What makes a good consultancy name - badman

A friend and I are looking at starting out own it consultancy. We would like to ask the HN community what makes a good consultancy name?<p>Do you think the domain name should contain the word consultancy, as part of the domain name like so many other consultancies do.
======
Communitivity
No, definitely do not include the name consultancy.

Think about what skills you and your friend have the distinguish you from the
pack. Then think about how you approach problems.

Also think about what you and your friend want your company to be known as. An
exercise I give clients is "Think about five years down the road. Two future
clients are discussing your company. What are they saying about it, in
specifics? If one of them asks the other 'What do you love most about them?',
what would the answer be? How about if the question is 'What annoys you the
most?' (be honest and think hard, there are always tradeoffs)".

Make notes for each of these thought exercises. Trello is good for this, as is
a mind mapping tool like XMind.

Then go over your notes with your friend and brainstorm about ideas, capturing
all of them with no filtering. No idea is off the table at this point. You are
looking for over 100 names.

Next go over your list and rate each one with 1-5 stars. When you are done get
rid of anything that isn't 5 stars.

● **SET PROBLEM**
Reproduce the portion of the consultancy-naming thread between "What makes a good consultancy name - badman" and "the name consultancy.", inclusive, without changing a word. The material that comes next is from a different source.

● **RECORD LIST**
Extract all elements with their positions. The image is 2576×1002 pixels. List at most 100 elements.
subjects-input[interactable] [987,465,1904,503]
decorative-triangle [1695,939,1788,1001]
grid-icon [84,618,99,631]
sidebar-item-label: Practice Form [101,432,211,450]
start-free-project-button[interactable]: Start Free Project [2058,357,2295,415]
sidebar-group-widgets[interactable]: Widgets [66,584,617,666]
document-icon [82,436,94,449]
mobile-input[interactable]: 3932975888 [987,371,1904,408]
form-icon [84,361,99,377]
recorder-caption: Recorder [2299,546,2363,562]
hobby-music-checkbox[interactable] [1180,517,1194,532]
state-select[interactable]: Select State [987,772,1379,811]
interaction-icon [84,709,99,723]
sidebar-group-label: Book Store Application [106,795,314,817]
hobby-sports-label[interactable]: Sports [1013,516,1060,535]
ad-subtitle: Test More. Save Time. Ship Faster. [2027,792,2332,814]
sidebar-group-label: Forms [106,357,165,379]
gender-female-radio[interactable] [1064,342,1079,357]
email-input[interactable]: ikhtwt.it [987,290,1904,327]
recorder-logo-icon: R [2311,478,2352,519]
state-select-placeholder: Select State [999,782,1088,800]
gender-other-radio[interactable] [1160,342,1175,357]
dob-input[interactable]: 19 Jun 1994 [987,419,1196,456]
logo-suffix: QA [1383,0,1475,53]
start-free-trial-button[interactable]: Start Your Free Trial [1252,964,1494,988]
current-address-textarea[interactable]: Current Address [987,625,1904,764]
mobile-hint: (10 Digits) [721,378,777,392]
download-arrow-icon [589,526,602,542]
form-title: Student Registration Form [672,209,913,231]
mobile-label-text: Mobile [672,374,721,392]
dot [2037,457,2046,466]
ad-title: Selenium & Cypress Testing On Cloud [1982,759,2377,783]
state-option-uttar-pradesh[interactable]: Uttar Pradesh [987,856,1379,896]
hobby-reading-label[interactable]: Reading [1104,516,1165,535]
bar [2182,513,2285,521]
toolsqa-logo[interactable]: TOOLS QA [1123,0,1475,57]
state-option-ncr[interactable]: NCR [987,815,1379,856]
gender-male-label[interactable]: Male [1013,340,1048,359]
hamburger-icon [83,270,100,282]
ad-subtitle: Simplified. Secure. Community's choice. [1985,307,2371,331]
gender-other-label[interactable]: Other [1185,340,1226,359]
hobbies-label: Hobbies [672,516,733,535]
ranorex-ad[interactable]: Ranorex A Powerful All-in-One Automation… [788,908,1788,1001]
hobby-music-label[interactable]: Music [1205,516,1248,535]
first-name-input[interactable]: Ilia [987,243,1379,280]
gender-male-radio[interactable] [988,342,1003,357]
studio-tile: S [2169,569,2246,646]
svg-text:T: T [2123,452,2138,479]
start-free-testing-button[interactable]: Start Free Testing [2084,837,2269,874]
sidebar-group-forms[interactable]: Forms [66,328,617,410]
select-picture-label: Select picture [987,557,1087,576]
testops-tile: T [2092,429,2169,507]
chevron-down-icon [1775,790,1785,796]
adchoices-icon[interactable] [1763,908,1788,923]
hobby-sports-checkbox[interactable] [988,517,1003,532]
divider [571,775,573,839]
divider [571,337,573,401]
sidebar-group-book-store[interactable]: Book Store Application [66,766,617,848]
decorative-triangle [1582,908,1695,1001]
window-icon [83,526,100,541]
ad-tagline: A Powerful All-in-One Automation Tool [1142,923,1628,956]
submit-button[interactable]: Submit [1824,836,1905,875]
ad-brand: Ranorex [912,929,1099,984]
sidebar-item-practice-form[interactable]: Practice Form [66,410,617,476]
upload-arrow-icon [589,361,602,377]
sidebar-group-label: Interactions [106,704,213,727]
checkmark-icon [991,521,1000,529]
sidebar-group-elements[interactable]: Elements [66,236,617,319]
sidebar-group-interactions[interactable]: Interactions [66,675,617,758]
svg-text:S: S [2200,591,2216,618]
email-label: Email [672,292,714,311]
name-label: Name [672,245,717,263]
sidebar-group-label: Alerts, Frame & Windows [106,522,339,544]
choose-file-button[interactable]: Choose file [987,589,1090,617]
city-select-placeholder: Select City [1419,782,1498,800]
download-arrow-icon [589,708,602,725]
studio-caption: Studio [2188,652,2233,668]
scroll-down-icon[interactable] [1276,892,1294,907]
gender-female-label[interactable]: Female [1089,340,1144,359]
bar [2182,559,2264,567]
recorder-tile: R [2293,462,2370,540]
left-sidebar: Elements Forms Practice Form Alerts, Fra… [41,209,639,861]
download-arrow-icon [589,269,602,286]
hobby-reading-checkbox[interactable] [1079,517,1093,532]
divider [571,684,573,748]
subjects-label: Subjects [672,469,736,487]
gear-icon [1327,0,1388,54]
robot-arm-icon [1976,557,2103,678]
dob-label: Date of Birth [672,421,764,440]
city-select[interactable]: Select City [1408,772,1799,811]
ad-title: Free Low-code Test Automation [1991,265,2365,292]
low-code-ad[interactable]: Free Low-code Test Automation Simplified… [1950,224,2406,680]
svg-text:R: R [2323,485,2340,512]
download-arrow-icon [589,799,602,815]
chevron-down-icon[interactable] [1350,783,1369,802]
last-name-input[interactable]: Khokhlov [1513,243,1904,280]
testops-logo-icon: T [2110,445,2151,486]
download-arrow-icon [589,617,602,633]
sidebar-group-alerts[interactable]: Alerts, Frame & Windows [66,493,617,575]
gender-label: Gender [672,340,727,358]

● **ANSWER BELOW**
What makes a good consultancy name - badman

A friend and I are looking at starting out own it consultancy. We would like to ask the HN community what makes a good consultancy name?<p>Do you think the domain name should contain the word consultancy, as part of the domain name like so many other consultancies do.
======
Communitivity
No, definitely do not include the name consultancy.